Exercise description>
Each entry has to be copied exactly, with nothing missed.

Extracted data entries>
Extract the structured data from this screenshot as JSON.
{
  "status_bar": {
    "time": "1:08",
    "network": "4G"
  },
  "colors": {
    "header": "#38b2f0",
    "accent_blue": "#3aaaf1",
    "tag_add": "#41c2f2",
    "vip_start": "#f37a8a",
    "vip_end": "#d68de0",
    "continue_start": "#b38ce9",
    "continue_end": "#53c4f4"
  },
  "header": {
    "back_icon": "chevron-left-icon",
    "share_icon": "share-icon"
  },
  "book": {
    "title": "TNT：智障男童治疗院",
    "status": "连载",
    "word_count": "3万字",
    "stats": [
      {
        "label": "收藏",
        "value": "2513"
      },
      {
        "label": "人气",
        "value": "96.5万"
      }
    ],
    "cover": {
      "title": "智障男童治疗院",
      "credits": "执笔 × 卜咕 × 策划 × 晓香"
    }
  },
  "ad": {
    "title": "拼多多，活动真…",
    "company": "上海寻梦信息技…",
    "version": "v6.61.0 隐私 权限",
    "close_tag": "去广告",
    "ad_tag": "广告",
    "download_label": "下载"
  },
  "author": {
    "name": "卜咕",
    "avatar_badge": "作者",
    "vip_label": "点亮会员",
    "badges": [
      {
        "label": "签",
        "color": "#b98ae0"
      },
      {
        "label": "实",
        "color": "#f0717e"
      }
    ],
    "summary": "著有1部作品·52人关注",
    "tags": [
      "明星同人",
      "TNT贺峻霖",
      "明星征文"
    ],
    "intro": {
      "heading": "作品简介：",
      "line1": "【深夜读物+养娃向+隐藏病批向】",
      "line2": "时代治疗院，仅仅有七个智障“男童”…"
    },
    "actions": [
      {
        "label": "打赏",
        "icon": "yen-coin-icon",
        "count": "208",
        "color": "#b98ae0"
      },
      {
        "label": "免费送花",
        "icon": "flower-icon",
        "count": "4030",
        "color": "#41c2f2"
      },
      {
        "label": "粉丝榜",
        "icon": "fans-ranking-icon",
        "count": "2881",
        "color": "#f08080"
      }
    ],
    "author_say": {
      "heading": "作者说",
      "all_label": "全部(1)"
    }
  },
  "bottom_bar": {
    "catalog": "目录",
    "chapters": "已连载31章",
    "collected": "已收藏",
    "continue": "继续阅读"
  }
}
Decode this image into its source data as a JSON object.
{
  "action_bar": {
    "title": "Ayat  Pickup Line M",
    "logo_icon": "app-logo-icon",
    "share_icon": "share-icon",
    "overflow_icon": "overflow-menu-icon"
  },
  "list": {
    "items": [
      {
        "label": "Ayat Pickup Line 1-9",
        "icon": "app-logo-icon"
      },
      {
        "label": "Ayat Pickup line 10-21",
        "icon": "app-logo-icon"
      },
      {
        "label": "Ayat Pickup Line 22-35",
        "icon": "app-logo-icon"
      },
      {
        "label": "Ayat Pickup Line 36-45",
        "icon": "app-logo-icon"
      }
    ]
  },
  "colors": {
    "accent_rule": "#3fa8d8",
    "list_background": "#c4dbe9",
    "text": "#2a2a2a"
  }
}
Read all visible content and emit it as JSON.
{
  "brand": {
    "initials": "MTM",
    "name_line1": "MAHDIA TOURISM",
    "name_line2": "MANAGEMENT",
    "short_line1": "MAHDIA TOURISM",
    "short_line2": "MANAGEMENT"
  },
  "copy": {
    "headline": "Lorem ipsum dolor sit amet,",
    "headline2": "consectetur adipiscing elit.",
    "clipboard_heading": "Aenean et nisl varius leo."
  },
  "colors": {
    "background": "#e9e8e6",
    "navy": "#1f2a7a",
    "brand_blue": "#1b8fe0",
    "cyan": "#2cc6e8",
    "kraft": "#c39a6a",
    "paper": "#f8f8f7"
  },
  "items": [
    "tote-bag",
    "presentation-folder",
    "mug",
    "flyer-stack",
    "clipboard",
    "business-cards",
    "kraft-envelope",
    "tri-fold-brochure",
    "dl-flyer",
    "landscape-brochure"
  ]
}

Solution for this exercise>
Extract the structured data from this screenshot as JSON.
{
  "status_bar": {
    "time": "1:08",
    "network": "4G"
  },
  "colors": {
    "header": "#38b2f0",
    "accent_blue": "#3aaaf1",
    "tag_add": "#41c2f2",
    "vip_start": "#f37a8a",
    "vip_end": "#d68de0",
    "continue_start": "#b38ce9",
    "continue_end": "#53c4f4"
  },
  "header": {
    "back_icon": "chevron-left-icon",
    "share_icon": "share-icon"
  },
  "book": {
    "title": "TNT：智障男童治疗院",
    "status": "连载",
    "word_count": "3万字",
    "stats": [
      {
        "label": "收藏",
        "value": "2513"
      },
      {
        "label": "人气",
        "value": "96.5万"
      }
    ],
    "cover": {
      "title": "智障男童治疗院",
      "credits": "执笔 × 卜咕 × 策划 × 晓香"
    }
  },
  "ad": {
    "title": "拼多多，活动真…",
    "company": "上海寻梦信息技…",
    "version": "v6.61.0 隐私 权限",
    "close_tag": "去广告",
    "ad_tag": "广告",
    "download_label": "下载"
  },
  "author": {
    "name": "卜咕",
    "avatar_badge": "作者",
    "vip_label": "点亮会员",
    "badges": [
      {
        "label": "签",
        "color": "#b98ae0"
      },
      {
        "label": "实",
        "color": "#f0717e"
      }
    ],
    "summary": "著有1部作品·52人关注",
    "tags": [
      "明星同人",
      "TNT贺峻霖",
      "明星征文"
    ],
    "intro": {
      "heading": "作品简介：",
      "line1": "【深夜读物+养娃向+隐藏病批向】",
      "line2": "时代治疗院，仅仅有七个智障“男童”…"
    },
    "actions": [
      {
        "label": "打赏",
        "icon": "yen-coin-icon",
        "count": "208",
        "color": "#b98ae0"
      },
      {
        "label": "免费送花",
        "icon": "flower-icon",
        "count": "4030",
        "color": "#41c2f2"
      },
      {
        "label": "粉丝榜",
        "icon": "fans-ranking-icon",
        "count": "2881",
        "color": "#f08080"
      }
    ],
    "author_say": {
      "heading": "作者说",
      "all_label": "全部(1)"
    }
  },
  "bottom_bar": {
    "catalog": "目录",
    "chapters": "已连载31章",
    "collected": "已收藏",
    "continue": "继续阅读"
  }
}
Decode this image into its source data as a JSON object.
{
  "action_bar": {
    "title": "Ayat  Pickup Line M",
    "logo_icon": "app-logo-icon",
    "share_icon": "share-icon",
    "overflow_icon": "overflow-menu-icon"
  },
  "list": {
    "items": [
      {
        "label": "Ayat Pickup Line 1-9",
        "icon": "app-logo-icon"
      },
      {
        "label": "Ayat Pickup line 10-21",
        "icon": "app-logo-icon"
      },
      {
        "label": "Ayat Pickup Line 22-35",
        "icon": "app-logo-icon"
      },
      {
        "label": "Ayat Pickup Line 36-45",
        "icon": "app-logo-icon"
      }
    ]
  },
  "colors": {
    "accent_rule": "#3fa8d8",
    "list_background": "#c4dbe9",
    "text": "#2a2a2a"
  }
}
Read all visible content and emit it as JSON.
{
  "brand": {
    "initials": "MTM",
    "name_line1": "MAHDIA TOURISM",
    "name_line2": "MANAGEMENT",
    "short_line1": "MAHDIA TOURISM",
    "short_line2": "MANAGEMENT"
  },
  "copy": {
    "headline": "Lorem ipsum dolor sit amet,",
    "headline2": "consectetur adipiscing elit.",
    "clipboard_heading": "Aenean et nisl varius leo."
  },
  "colors": {
    "background": "#e9e8e6",
    "navy": "#1f2a7a",
    "brand_blue": "#1b8fe0",
    "cyan": "#2cc6e8",
    "kraft": "#c39a6a",
    "paper": "#f8f8f7"
  },
  "items": [
    "tote-bag",
    "presentation-folder",
    "mug",
    "flyer-stack",
    "clipboard",
    "business-cards",
    "kraft-envelope",
    "tri-fold-brochure",
    "dl-flyer",
    "landscape-brochure"
  ]
}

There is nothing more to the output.